*WHAT TO DO*: Reproduce verbatim the stretch of the records from the line containing "X-axis label: Windchill" through the end of the records.

*DATASET CONTENT*:
▽

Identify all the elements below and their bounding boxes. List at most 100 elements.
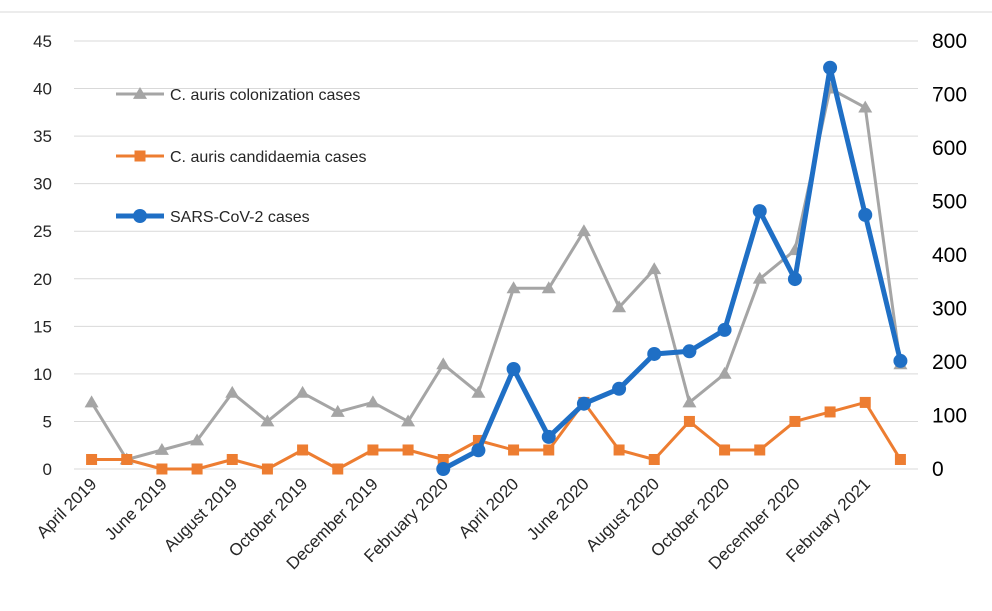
data-point	[647, 346, 662, 361]
data-point	[260, 414, 275, 427]
x-tick-label: April 2019	[33, 474, 101, 542]
data-point	[190, 433, 205, 446]
legend-item: SARS-CoV-2 cases	[116, 209, 310, 226]
legend-marker	[133, 209, 147, 223]
data-point	[401, 414, 416, 427]
data-point	[191, 463, 203, 475]
data-point	[86, 453, 98, 465]
left-tick-label: 25	[33, 222, 52, 241]
data-point	[541, 429, 556, 444]
data-point	[506, 281, 521, 294]
data-point	[858, 207, 873, 222]
right-tick-label: 200	[932, 351, 967, 374]
series-2	[86, 396, 906, 475]
left-tick-label: 0	[43, 460, 52, 479]
data-point	[508, 444, 520, 456]
left-tick-label: 30	[33, 175, 52, 194]
right-tick-label: 500	[932, 191, 967, 214]
data-point	[402, 444, 414, 456]
data-point	[752, 204, 767, 219]
left-tick-label: 10	[33, 365, 52, 384]
data-point	[261, 463, 273, 475]
data-point	[541, 281, 556, 294]
data-point	[506, 361, 521, 376]
right-tick-label: 300	[932, 298, 967, 321]
left-tick-label: 45	[33, 32, 52, 51]
left-tick-label: 20	[33, 270, 52, 289]
legend-label: C. auris colonization cases	[170, 87, 360, 104]
x-tick-label: June 2019	[101, 474, 171, 544]
data-point	[613, 444, 625, 456]
data-point	[471, 385, 486, 398]
gridlines	[74, 40, 918, 470]
data-point	[682, 395, 697, 408]
series-line	[90, 400, 902, 471]
right-tick-label: 800	[932, 30, 967, 53]
data-point	[436, 462, 451, 476]
data-point	[612, 300, 627, 313]
data-point	[893, 353, 908, 368]
data-point	[823, 60, 838, 75]
data-point	[437, 453, 449, 465]
data-point	[576, 224, 591, 237]
series-line	[440, 65, 903, 472]
data-point	[683, 415, 695, 427]
data-point	[647, 262, 662, 275]
data-point	[858, 100, 873, 113]
data-point	[297, 444, 309, 456]
data-point	[226, 453, 238, 465]
left-tick-label: 40	[33, 80, 52, 99]
legend-marker	[133, 87, 147, 99]
data-point	[648, 453, 660, 465]
left-tick-label: 35	[33, 127, 52, 146]
x-tick-label: June 2020	[523, 474, 593, 544]
data-point	[295, 385, 310, 398]
series-line	[90, 87, 902, 461]
x-tick-label: April 2020	[455, 474, 523, 542]
left-tick-label: 15	[33, 317, 52, 336]
legend-item: C. auris candidaemia cases	[116, 149, 367, 166]
data-point	[717, 366, 732, 379]
data-point	[894, 453, 906, 465]
right-tick-label: 400	[932, 244, 967, 267]
data-point	[121, 453, 133, 465]
legend: C. auris colonization cases C. auris cand…	[116, 87, 367, 226]
data-point	[789, 415, 801, 427]
data-point	[156, 463, 168, 475]
right-tick-label: 700	[932, 84, 967, 107]
data-point	[787, 272, 802, 287]
plot-area	[84, 60, 908, 476]
data-point	[436, 357, 451, 370]
right-axis: 0 100 200 300 400 500 600 700 800	[932, 30, 967, 481]
data-point	[612, 381, 627, 396]
legend-label: C. auris candidaemia cases	[170, 149, 367, 166]
data-point	[859, 396, 871, 408]
legend-label: SARS-CoV-2 cases	[170, 209, 310, 226]
right-tick-label: 600	[932, 137, 967, 160]
data-point	[682, 344, 697, 359]
data-point	[543, 444, 555, 456]
data-point	[84, 395, 99, 408]
legend-item: C. auris colonization cases	[116, 87, 360, 104]
data-point	[472, 434, 484, 446]
right-tick-label: 100	[932, 405, 967, 428]
series-3	[436, 60, 908, 476]
data-point	[471, 443, 486, 458]
data-point	[367, 444, 379, 456]
data-point	[225, 385, 240, 398]
data-point	[719, 444, 731, 456]
right-tick-label: 0	[932, 458, 944, 481]
left-axis: 0 5 10 15 20 25 30 35 40 45	[33, 32, 52, 479]
left-tick-label: 5	[43, 412, 52, 431]
data-point	[365, 395, 380, 408]
data-point	[717, 322, 732, 337]
data-point	[154, 442, 169, 455]
data-point	[824, 406, 836, 418]
data-point	[332, 463, 344, 475]
data-point	[752, 271, 767, 284]
legend-marker	[134, 150, 146, 162]
data-point	[576, 396, 591, 411]
data-point	[330, 404, 345, 417]
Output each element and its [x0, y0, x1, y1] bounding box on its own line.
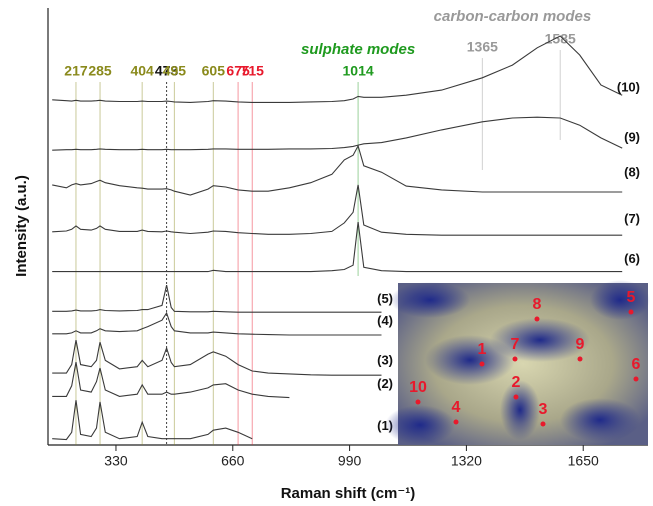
annotation-group-label: sulphate modes: [301, 41, 415, 58]
inset-point: [577, 356, 583, 362]
inset-point-label: 7: [511, 336, 520, 353]
annotation-label: 1365: [467, 39, 498, 55]
x-tick-label: 1650: [568, 453, 599, 469]
spectrum-line: [52, 35, 623, 103]
series-label: (3): [377, 353, 393, 368]
annotation-label: 715: [241, 63, 265, 79]
annotation-label: 473: [155, 63, 179, 79]
inset-point: [534, 316, 540, 322]
spectrum-line: [52, 284, 382, 313]
inset-point: [540, 421, 546, 427]
series-label: (4): [377, 313, 393, 328]
y-axis-title: Intensity (a.u.): [13, 175, 30, 277]
x-tick-label: 330: [104, 453, 128, 469]
annotation-group-label: carbon-carbon modes: [434, 8, 592, 25]
inset-shade: [385, 405, 455, 445]
annotation-label: 217: [64, 63, 88, 79]
spectrum-line: [52, 184, 623, 236]
inset-shade: [490, 318, 590, 362]
inset-shade: [390, 282, 470, 318]
x-axis-title: Raman shift (cm⁻¹): [281, 485, 416, 502]
x-tick-label: 990: [338, 453, 362, 469]
spectrum-line: [52, 339, 382, 376]
series-label: (9): [624, 130, 640, 145]
inset-point-label: 1: [478, 341, 487, 358]
inset-point: [513, 394, 519, 400]
inset-point: [628, 309, 634, 315]
series-label: (7): [624, 211, 640, 226]
x-tick-label: 660: [221, 453, 245, 469]
inset-point: [633, 376, 639, 382]
inset-shade: [560, 398, 640, 442]
inset-point: [479, 361, 485, 367]
inset-point: [512, 356, 518, 362]
inset-point-label: 10: [409, 379, 427, 396]
annotation-label: 605: [202, 63, 226, 79]
inset-shade: [500, 380, 540, 440]
series-label: (6): [624, 251, 640, 266]
series-label: (2): [377, 376, 393, 391]
x-tick-label: 1320: [451, 453, 482, 469]
inset-point-label: 2: [512, 374, 521, 391]
inset-point-label: 5: [627, 289, 636, 306]
inset-photo: 1 2 3 4 5 6 7 8 9 10: [385, 280, 650, 445]
annotation-label: 1014: [343, 63, 374, 79]
inset-point-label: 8: [533, 296, 542, 313]
inset-point-label: 4: [452, 399, 461, 416]
spectrum-line: [52, 222, 623, 273]
inset-point-label: 6: [632, 356, 641, 373]
annotation-label: 675: [226, 63, 250, 79]
series-label: (8): [624, 164, 640, 179]
annotation-label: 495: [163, 63, 187, 79]
spectrum-line: [52, 400, 253, 441]
inset-point: [415, 399, 421, 405]
annotation-label: 285: [88, 63, 112, 79]
spectrum-line: [52, 311, 382, 336]
spectrum-line: [52, 362, 290, 399]
annotation-label: 404: [130, 63, 154, 79]
inset-point: [453, 419, 459, 425]
inset-point-label: 9: [576, 336, 585, 353]
series-label: (10): [617, 79, 640, 94]
inset-shade: [590, 280, 650, 320]
inset-shade: [425, 335, 515, 385]
annotation-label: 1585: [545, 31, 576, 47]
spectrum-line: [52, 116, 623, 151]
series-label: (5): [377, 291, 393, 306]
spectrum-line: [52, 144, 623, 196]
inset-point-label: 3: [539, 401, 548, 418]
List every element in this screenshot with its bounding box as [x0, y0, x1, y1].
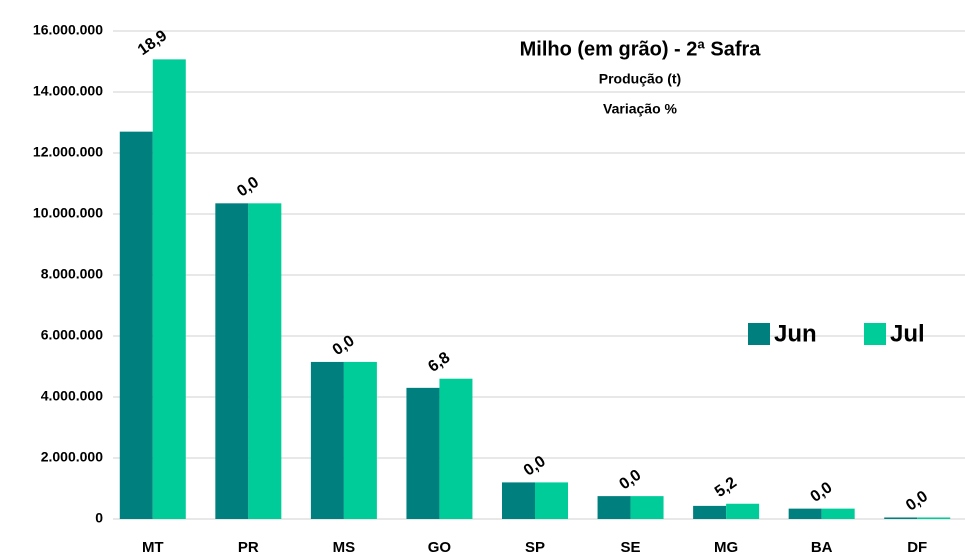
bar — [693, 505, 727, 519]
y-tick-label: 4.000.000 — [41, 388, 103, 404]
bar — [215, 203, 249, 519]
variation-label: 6,8 — [425, 349, 453, 376]
bar — [152, 59, 186, 520]
x-tick-label: SE — [621, 539, 641, 556]
bar — [884, 517, 918, 519]
y-tick-label: 0 — [95, 510, 103, 526]
x-tick-label: MS — [333, 539, 356, 556]
chart-title: Milho (em grão) - 2ª Safra — [520, 38, 762, 60]
x-tick-label: MT — [142, 539, 164, 556]
bar — [439, 378, 473, 519]
bar — [343, 361, 377, 519]
bar — [248, 203, 282, 519]
bar — [310, 361, 344, 519]
x-tick-label: GO — [428, 539, 452, 556]
y-tick-label: 2.000.000 — [41, 449, 103, 465]
legend-swatch — [864, 323, 886, 345]
y-tick-label: 16.000.000 — [33, 22, 103, 38]
bar — [726, 503, 760, 519]
bar — [119, 131, 153, 519]
bar — [502, 482, 535, 519]
x-tick-label: PR — [238, 539, 259, 556]
y-tick-label: 8.000.000 — [41, 266, 103, 282]
bar — [406, 387, 440, 519]
y-tick-label: 12.000.000 — [33, 144, 103, 160]
bar — [535, 482, 568, 519]
y-tick-label: 14.000.000 — [33, 83, 103, 99]
bar — [788, 508, 822, 519]
x-tick-label: DF — [907, 539, 927, 556]
bar — [630, 496, 664, 519]
x-tick-label: BA — [811, 539, 833, 556]
chart-subtitle: Produção (t) — [599, 71, 681, 87]
bar — [597, 496, 631, 519]
x-tick-label: MG — [714, 539, 738, 556]
variation-label: 18,9 — [135, 27, 170, 59]
bar — [917, 517, 951, 519]
y-tick-label: 6.000.000 — [41, 327, 103, 343]
legend-label: Jun — [774, 320, 817, 347]
annotation-title: Variação % — [603, 101, 677, 117]
legend-swatch — [748, 323, 770, 345]
y-tick-label: 10.000.000 — [33, 205, 103, 221]
variation-label: 5,2 — [712, 474, 740, 501]
variation-label: 0,0 — [903, 488, 931, 515]
variation-label: 0,0 — [521, 453, 549, 480]
bar — [821, 508, 855, 519]
legend-label: Jul — [890, 320, 925, 347]
variation-label: 0,0 — [616, 466, 644, 493]
x-tick-label: SP — [525, 539, 545, 556]
variation-label: 0,0 — [808, 479, 836, 506]
variation-label: 0,0 — [234, 174, 262, 201]
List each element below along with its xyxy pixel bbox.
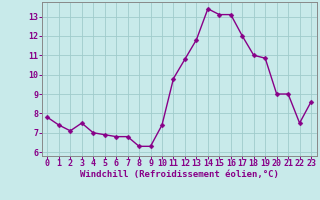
X-axis label: Windchill (Refroidissement éolien,°C): Windchill (Refroidissement éolien,°C) [80,170,279,179]
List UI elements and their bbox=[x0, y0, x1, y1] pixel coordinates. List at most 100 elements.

△

*RESULT OF THIS TASK*:
X-axis label: Windchill (Refroidissement éolien,°C): Windchill (Refroidissement éolien,°C) [80,170,279,179]
List UI elements and their bbox=[x0, y0, x1, y1] pixel coordinates. List at most 100 elements.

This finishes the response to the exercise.